Data records:
++++++

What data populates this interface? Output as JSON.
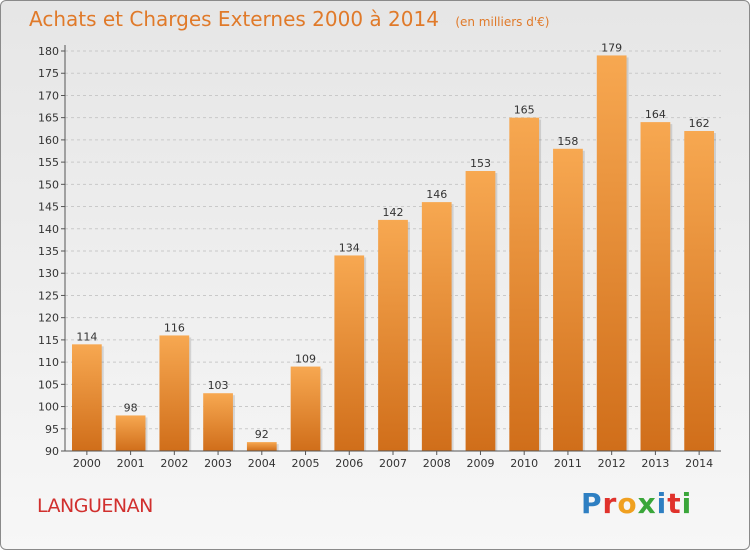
{
  "header": {
    "title": "Achats et Charges Externes 2000 à 2014",
    "unit_note": "(en milliers d'€)"
  },
  "footer": {
    "place": "LANGUENAN",
    "logo_text": "Proxiti"
  },
  "colors": {
    "bar_light": "#f5a34a",
    "bar_dark": "#d06e1a",
    "title": "#e07a2a",
    "place": "#d1302e"
  },
  "chart_data": {
    "type": "bar",
    "title": "Achats et Charges Externes 2000 à 2014",
    "subtitle": "(en milliers d'€)",
    "xlabel": "",
    "ylabel": "",
    "categories": [
      "2000",
      "2001",
      "2002",
      "2003",
      "2004",
      "2005",
      "2006",
      "2007",
      "2008",
      "2009",
      "2010",
      "2011",
      "2012",
      "2013",
      "2014"
    ],
    "values": [
      114,
      98,
      116,
      103,
      92,
      109,
      134,
      142,
      146,
      153,
      165,
      158,
      179,
      164,
      162
    ],
    "ylim": [
      90,
      180
    ],
    "yticks": [
      90,
      95,
      100,
      105,
      110,
      115,
      120,
      125,
      130,
      135,
      140,
      145,
      150,
      155,
      160,
      165,
      170,
      175,
      180
    ],
    "grid": true,
    "data_labels": true,
    "legend": "none"
  }
}
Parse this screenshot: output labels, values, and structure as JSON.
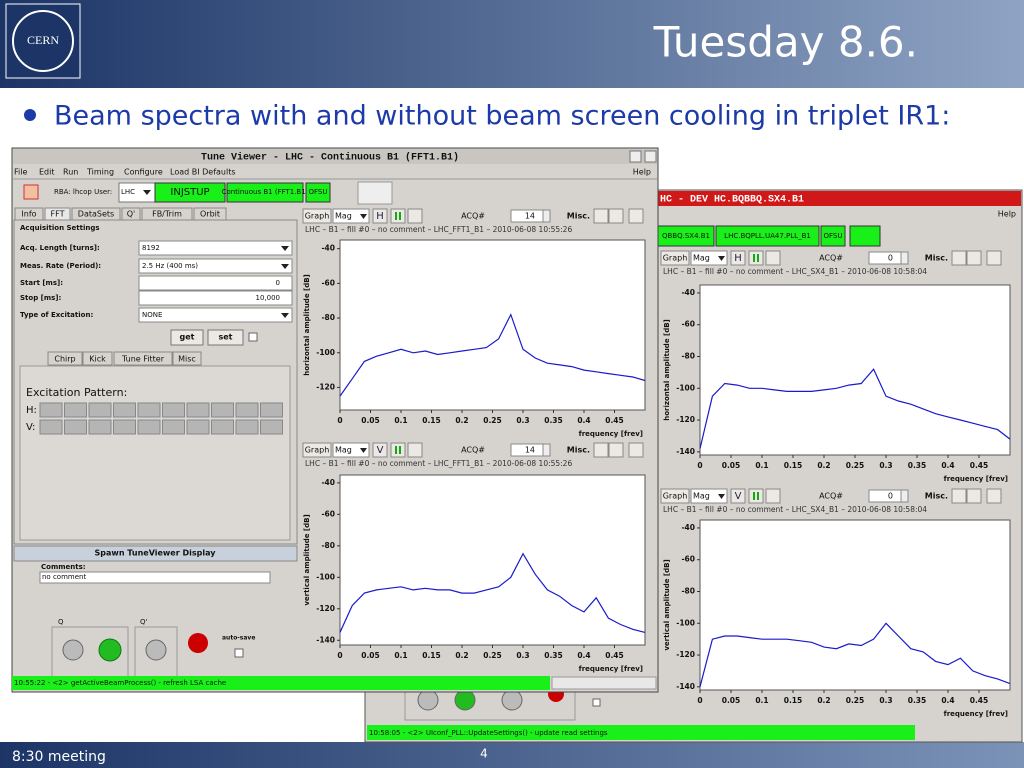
{
  "slide": {
    "title": "Tuesday 8.6.",
    "logo": "CERN",
    "bullet": "Beam spectra with and without beam screen cooling in triplet IR1:",
    "footer": "8:30 meeting",
    "page": "4"
  },
  "window_left": {
    "title": "Tune Viewer - LHC - Continuous B1 (FFT1.B1)",
    "menu": [
      "File",
      "Edit",
      "Run",
      "Timing",
      "Configure",
      "Load BI Defaults"
    ],
    "help": "Help",
    "rba": "RBA: lhcop User:",
    "accelerator": "LHC",
    "toolbar": [
      "INJSTUP",
      "Continuous B1 (FFT1.B1)",
      "OFSU"
    ],
    "tabs": [
      "Info",
      "FFT",
      "DataSets",
      "Q'",
      "FB/Trim",
      "Orbit"
    ],
    "section": "Acquisition Settings",
    "fields": [
      {
        "label": "Acq. Length [turns]:",
        "value": "8192"
      },
      {
        "label": "Meas. Rate (Period):",
        "value": "2.5 Hz (400 ms)"
      },
      {
        "label": "Start [ms]:",
        "value": "0"
      },
      {
        "label": "Stop [ms]:",
        "value": "10,000"
      },
      {
        "label": "Type of Excitation:",
        "value": "NONE"
      }
    ],
    "buttons": [
      "get",
      "set"
    ],
    "subtabs": [
      "Chirp",
      "Kick",
      "Tune Fitter",
      "Misc"
    ],
    "excitation": "Excitation Pattern:",
    "h": "H:",
    "v": "V:",
    "spawn": "Spawn TuneViewer Display",
    "comments": "Comments:",
    "comment_value": "no comment",
    "q": "Q",
    "qp": "Q'",
    "autosave": "auto-save",
    "status": "10:55:22 - <2> getActiveBeamProcess() - refresh LSA cache"
  },
  "window_right": {
    "title": "HC - DEV HC.BQBBQ.SX4.B1",
    "help": "Help",
    "toolbar": [
      "QBBQ.SX4.B1",
      "LHC.BQPLL.UA47.PLL_B1",
      "OFSU"
    ],
    "status": "10:58:05 - <2> UIconf_PLL::UpdateSettings() - update read settings"
  },
  "chart_data": [
    {
      "type": "line",
      "toolbar": {
        "graph": "Graph",
        "mode": "Mag",
        "plane": "H",
        "acq_label": "ACQ#",
        "acq": "14",
        "misc": "Misc."
      },
      "subtitle": "LHC – B1 – fill #0 – no comment – LHC_FFT1_B1 – 2010-06-08 10:55:26",
      "xlabel": "frequency [frev]",
      "ylabel": "horizontal amplitude [dB]",
      "color": "#1a1acc",
      "x": [
        0,
        0.02,
        0.04,
        0.06,
        0.08,
        0.1,
        0.12,
        0.14,
        0.16,
        0.18,
        0.2,
        0.22,
        0.24,
        0.26,
        0.28,
        0.3,
        0.32,
        0.34,
        0.36,
        0.38,
        0.4,
        0.42,
        0.44,
        0.46,
        0.48,
        0.5
      ],
      "values": [
        -125,
        -115,
        -105,
        -102,
        -100,
        -98,
        -100,
        -99,
        -101,
        -100,
        -99,
        -98,
        -97,
        -92,
        -78,
        -98,
        -103,
        -106,
        -107,
        -108,
        -110,
        -111,
        -112,
        -113,
        -114,
        -116
      ],
      "xlim": [
        0,
        0.5
      ],
      "ylim": [
        -133,
        -35
      ],
      "xticks": [
        0,
        0.05,
        0.1,
        0.15,
        0.2,
        0.25,
        0.3,
        0.35,
        0.4,
        0.45
      ],
      "yticks": [
        -40,
        -60,
        -80,
        -100,
        -120
      ]
    },
    {
      "type": "line",
      "toolbar": {
        "graph": "Graph",
        "mode": "Mag",
        "plane": "V",
        "acq_label": "ACQ#",
        "acq": "14",
        "misc": "Misc."
      },
      "subtitle": "LHC – B1 – fill #0 – no comment – LHC_FFT1_B1 – 2010-06-08 10:55:26",
      "xlabel": "frequency [frev]",
      "ylabel": "vertical amplitude [dB]",
      "color": "#1a1acc",
      "x": [
        0,
        0.02,
        0.04,
        0.06,
        0.08,
        0.1,
        0.12,
        0.14,
        0.16,
        0.18,
        0.2,
        0.22,
        0.24,
        0.26,
        0.28,
        0.3,
        0.32,
        0.34,
        0.36,
        0.38,
        0.4,
        0.42,
        0.44,
        0.46,
        0.48,
        0.5
      ],
      "values": [
        -135,
        -118,
        -110,
        -108,
        -107,
        -106,
        -108,
        -107,
        -108,
        -108,
        -110,
        -110,
        -108,
        -106,
        -100,
        -85,
        -98,
        -108,
        -112,
        -118,
        -122,
        -113,
        -126,
        -130,
        -133,
        -135
      ],
      "xlim": [
        0,
        0.5
      ],
      "ylim": [
        -143,
        -35
      ],
      "xticks": [
        0,
        0.05,
        0.1,
        0.15,
        0.2,
        0.25,
        0.3,
        0.35,
        0.4,
        0.45
      ],
      "yticks": [
        -40,
        -60,
        -80,
        -100,
        -120,
        -140
      ]
    },
    {
      "type": "line",
      "toolbar": {
        "graph": "Graph",
        "mode": "Mag",
        "plane": "H",
        "acq_label": "ACQ#",
        "acq": "0",
        "misc": "Misc."
      },
      "subtitle": "LHC – B1 – fill #0 – no comment – LHC_SX4_B1 – 2010-06-08 10:58:04",
      "xlabel": "frequency [frev]",
      "ylabel": "horizontal amplitude [dB]",
      "color": "#1a1acc",
      "x": [
        0,
        0.02,
        0.04,
        0.06,
        0.08,
        0.1,
        0.12,
        0.14,
        0.16,
        0.18,
        0.2,
        0.22,
        0.24,
        0.26,
        0.28,
        0.3,
        0.32,
        0.34,
        0.36,
        0.38,
        0.4,
        0.42,
        0.44,
        0.46,
        0.48,
        0.5
      ],
      "values": [
        -138,
        -105,
        -97,
        -98,
        -100,
        -100,
        -101,
        -102,
        -102,
        -102,
        -101,
        -100,
        -98,
        -97,
        -88,
        -105,
        -108,
        -110,
        -113,
        -116,
        -118,
        -120,
        -122,
        -124,
        -126,
        -132
      ],
      "xlim": [
        0,
        0.5
      ],
      "ylim": [
        -142,
        -35
      ],
      "xticks": [
        0,
        0.05,
        0.1,
        0.15,
        0.2,
        0.25,
        0.3,
        0.35,
        0.4,
        0.45
      ],
      "yticks": [
        -40,
        -60,
        -80,
        -100,
        -120,
        -140
      ]
    },
    {
      "type": "line",
      "toolbar": {
        "graph": "Graph",
        "mode": "Mag",
        "plane": "V",
        "acq_label": "ACQ#",
        "acq": "0",
        "misc": "Misc."
      },
      "subtitle": "LHC – B1 – fill #0 – no comment – LHC_SX4_B1 – 2010-06-08 10:58:04",
      "xlabel": "frequency [frev]",
      "ylabel": "vertical amplitude [dB]",
      "color": "#1a1acc",
      "x": [
        0,
        0.02,
        0.04,
        0.06,
        0.08,
        0.1,
        0.12,
        0.14,
        0.16,
        0.18,
        0.2,
        0.22,
        0.24,
        0.26,
        0.28,
        0.3,
        0.32,
        0.34,
        0.36,
        0.38,
        0.4,
        0.42,
        0.44,
        0.46,
        0.48,
        0.5
      ],
      "values": [
        -140,
        -110,
        -108,
        -108,
        -109,
        -110,
        -110,
        -110,
        -111,
        -112,
        -115,
        -116,
        -113,
        -114,
        -110,
        -100,
        -108,
        -116,
        -118,
        -124,
        -126,
        -122,
        -130,
        -133,
        -135,
        -138
      ],
      "xlim": [
        0,
        0.5
      ],
      "ylim": [
        -142,
        -35
      ],
      "xticks": [
        0,
        0.05,
        0.1,
        0.15,
        0.2,
        0.25,
        0.3,
        0.35,
        0.4,
        0.45
      ],
      "yticks": [
        -40,
        -60,
        -80,
        -100,
        -120,
        -140
      ]
    }
  ]
}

++++++

=== SET TASK ===
Identify and copy lines that hold the string "Continuous".

=== EXERCISE OUTPUT ===
    "title": "Tune Viewer - LHC - Continuous B1 (FFT1.B1)",
      "Continuous B1 (FFT1.B1)",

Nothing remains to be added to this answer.